----- Input records

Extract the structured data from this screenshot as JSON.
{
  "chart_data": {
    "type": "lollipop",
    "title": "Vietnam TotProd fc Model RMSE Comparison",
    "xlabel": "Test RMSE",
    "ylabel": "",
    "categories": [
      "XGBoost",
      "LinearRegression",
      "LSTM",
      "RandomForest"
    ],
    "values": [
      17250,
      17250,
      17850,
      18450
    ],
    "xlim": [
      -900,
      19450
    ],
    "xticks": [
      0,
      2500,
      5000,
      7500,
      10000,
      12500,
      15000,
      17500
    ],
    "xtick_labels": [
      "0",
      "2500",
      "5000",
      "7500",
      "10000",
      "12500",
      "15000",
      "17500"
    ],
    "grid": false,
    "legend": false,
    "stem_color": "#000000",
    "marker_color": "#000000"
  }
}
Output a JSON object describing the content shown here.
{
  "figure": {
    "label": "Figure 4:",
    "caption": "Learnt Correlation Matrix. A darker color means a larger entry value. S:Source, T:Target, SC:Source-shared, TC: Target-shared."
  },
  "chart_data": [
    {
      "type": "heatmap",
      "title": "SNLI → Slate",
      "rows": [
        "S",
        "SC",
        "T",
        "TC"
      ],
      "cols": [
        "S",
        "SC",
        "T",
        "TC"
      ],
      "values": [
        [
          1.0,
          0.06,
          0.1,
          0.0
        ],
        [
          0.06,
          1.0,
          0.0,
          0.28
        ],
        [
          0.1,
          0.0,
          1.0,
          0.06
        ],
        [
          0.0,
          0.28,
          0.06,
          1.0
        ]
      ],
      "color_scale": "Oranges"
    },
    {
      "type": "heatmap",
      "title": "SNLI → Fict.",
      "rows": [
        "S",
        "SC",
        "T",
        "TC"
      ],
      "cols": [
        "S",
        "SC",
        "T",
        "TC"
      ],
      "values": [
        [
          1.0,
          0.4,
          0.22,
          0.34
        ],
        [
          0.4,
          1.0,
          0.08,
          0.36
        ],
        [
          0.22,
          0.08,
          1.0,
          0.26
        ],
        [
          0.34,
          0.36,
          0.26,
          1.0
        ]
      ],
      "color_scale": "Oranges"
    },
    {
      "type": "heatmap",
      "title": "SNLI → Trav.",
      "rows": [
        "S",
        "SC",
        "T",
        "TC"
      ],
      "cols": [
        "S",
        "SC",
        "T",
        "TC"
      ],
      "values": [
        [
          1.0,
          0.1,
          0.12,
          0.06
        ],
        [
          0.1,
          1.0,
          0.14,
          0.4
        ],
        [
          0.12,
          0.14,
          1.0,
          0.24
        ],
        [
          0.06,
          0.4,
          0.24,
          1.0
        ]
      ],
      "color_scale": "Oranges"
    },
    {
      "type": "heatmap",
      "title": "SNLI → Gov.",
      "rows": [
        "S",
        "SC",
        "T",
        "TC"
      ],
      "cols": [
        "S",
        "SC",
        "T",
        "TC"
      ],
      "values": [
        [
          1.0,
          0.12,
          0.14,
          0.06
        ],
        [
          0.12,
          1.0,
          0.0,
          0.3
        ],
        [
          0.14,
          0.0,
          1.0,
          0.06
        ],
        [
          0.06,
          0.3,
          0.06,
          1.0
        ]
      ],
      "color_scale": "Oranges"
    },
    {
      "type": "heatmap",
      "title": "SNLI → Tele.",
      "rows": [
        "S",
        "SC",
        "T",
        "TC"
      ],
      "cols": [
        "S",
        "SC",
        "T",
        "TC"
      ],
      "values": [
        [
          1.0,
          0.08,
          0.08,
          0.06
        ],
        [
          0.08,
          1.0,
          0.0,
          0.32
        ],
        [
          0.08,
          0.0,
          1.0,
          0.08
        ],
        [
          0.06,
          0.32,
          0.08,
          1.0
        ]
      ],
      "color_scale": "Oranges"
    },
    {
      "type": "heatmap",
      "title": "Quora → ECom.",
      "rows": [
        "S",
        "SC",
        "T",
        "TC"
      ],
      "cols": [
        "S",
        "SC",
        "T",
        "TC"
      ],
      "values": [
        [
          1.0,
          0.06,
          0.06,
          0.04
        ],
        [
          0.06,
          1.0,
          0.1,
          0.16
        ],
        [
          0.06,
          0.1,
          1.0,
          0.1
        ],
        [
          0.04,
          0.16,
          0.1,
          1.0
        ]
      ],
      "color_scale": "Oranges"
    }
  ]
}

----------

→ Written task
Extract the whole listing, character for character.

→ Solution to this task
Extract the structured data from this screenshot as JSON.
{
  "chart_data": {
    "type": "lollipop",
    "title": "Vietnam TotProd fc Model RMSE Comparison",
    "xlabel": "Test RMSE",
    "ylabel": "",
    "categories": [
      "XGBoost",
      "LinearRegression",
      "LSTM",
      "RandomForest"
    ],
    "values": [
      17250,
      17250,
      17850,
      18450
    ],
    "xlim": [
      -900,
      19450
    ],
    "xticks": [
      0,
      2500,
      5000,
      7500,
      10000,
      12500,
      15000,
      17500
    ],
    "xtick_labels": [
      "0",
      "2500",
      "5000",
      "7500",
      "10000",
      "12500",
      "15000",
      "17500"
    ],
    "grid": false,
    "legend": false,
    "stem_color": "#000000",
    "marker_color": "#000000"
  }
}
Output a JSON object describing the content shown here.
{
  "figure": {
    "label": "Figure 4:",
    "caption": "Learnt Correlation Matrix. A darker color means a larger entry value. S:Source, T:Target, SC:Source-shared, TC: Target-shared."
  },
  "chart_data": [
    {
      "type": "heatmap",
      "title": "SNLI → Slate",
      "rows": [
        "S",
        "SC",
        "T",
        "TC"
      ],
      "cols": [
        "S",
        "SC",
        "T",
        "TC"
      ],
      "values": [
        [
          1.0,
          0.06,
          0.1,
          0.0
        ],
        [
          0.06,
          1.0,
          0.0,
          0.28
        ],
        [
          0.1,
          0.0,
          1.0,
          0.06
        ],
        [
          0.0,
          0.28,
          0.06,
          1.0
        ]
      ],
      "color_scale": "Oranges"
    },
    {
      "type": "heatmap",
      "title": "SNLI → Fict.",
      "rows": [
        "S",
        "SC",
        "T",
        "TC"
      ],
      "cols": [
        "S",
        "SC",
        "T",
        "TC"
      ],
      "values": [
        [
          1.0,
          0.4,
          0.22,
          0.34
        ],
        [
          0.4,
          1.0,
          0.08,
          0.36
        ],
        [
          0.22,
          0.08,
          1.0,
          0.26
        ],
        [
          0.34,
          0.36,
          0.26,
          1.0
        ]
      ],
      "color_scale": "Oranges"
    },
    {
      "type": "heatmap",
      "title": "SNLI → Trav.",
      "rows": [
        "S",
        "SC",
        "T",
        "TC"
      ],
      "cols": [
        "S",
        "SC",
        "T",
        "TC"
      ],
      "values": [
        [
          1.0,
          0.1,
          0.12,
          0.06
        ],
        [
          0.1,
          1.0,
          0.14,
          0.4
        ],
        [
          0.12,
          0.14,
          1.0,
          0.24
        ],
        [
          0.06,
          0.4,
          0.24,
          1.0
        ]
      ],
      "color_scale": "Oranges"
    },
    {
      "type": "heatmap",
      "title": "SNLI → Gov.",
      "rows": [
        "S",
        "SC",
        "T",
        "TC"
      ],
      "cols": [
        "S",
        "SC",
        "T",
        "TC"
      ],
      "values": [
        [
          1.0,
          0.12,
          0.14,
          0.06
        ],
        [
          0.12,
          1.0,
          0.0,
          0.3
        ],
        [
          0.14,
          0.0,
          1.0,
          0.06
        ],
        [
          0.06,
          0.3,
          0.06,
          1.0
        ]
      ],
      "color_scale": "Oranges"
    },
    {
      "type": "heatmap",
      "title": "SNLI → Tele.",
      "rows": [
        "S",
        "SC",
        "T",
        "TC"
      ],
      "cols": [
        "S",
        "SC",
        "T",
        "TC"
      ],
      "values": [
        [
          1.0,
          0.08,
          0.08,
          0.06
        ],
        [
          0.08,
          1.0,
          0.0,
          0.32
        ],
        [
          0.08,
          0.0,
          1.0,
          0.08
        ],
        [
          0.06,
          0.32,
          0.08,
          1.0
        ]
      ],
      "color_scale": "Oranges"
    },
    {
      "type": "heatmap",
      "title": "Quora → ECom.",
      "rows": [
        "S",
        "SC",
        "T",
        "TC"
      ],
      "cols": [
        "S",
        "SC",
        "T",
        "TC"
      ],
      "values": [
        [
          1.0,
          0.06,
          0.06,
          0.04
        ],
        [
          0.06,
          1.0,
          0.1,
          0.16
        ],
        [
          0.06,
          0.1,
          1.0,
          0.1
        ],
        [
          0.04,
          0.16,
          0.1,
          1.0
        ]
      ],
      "color_scale": "Oranges"
    }
  ]
}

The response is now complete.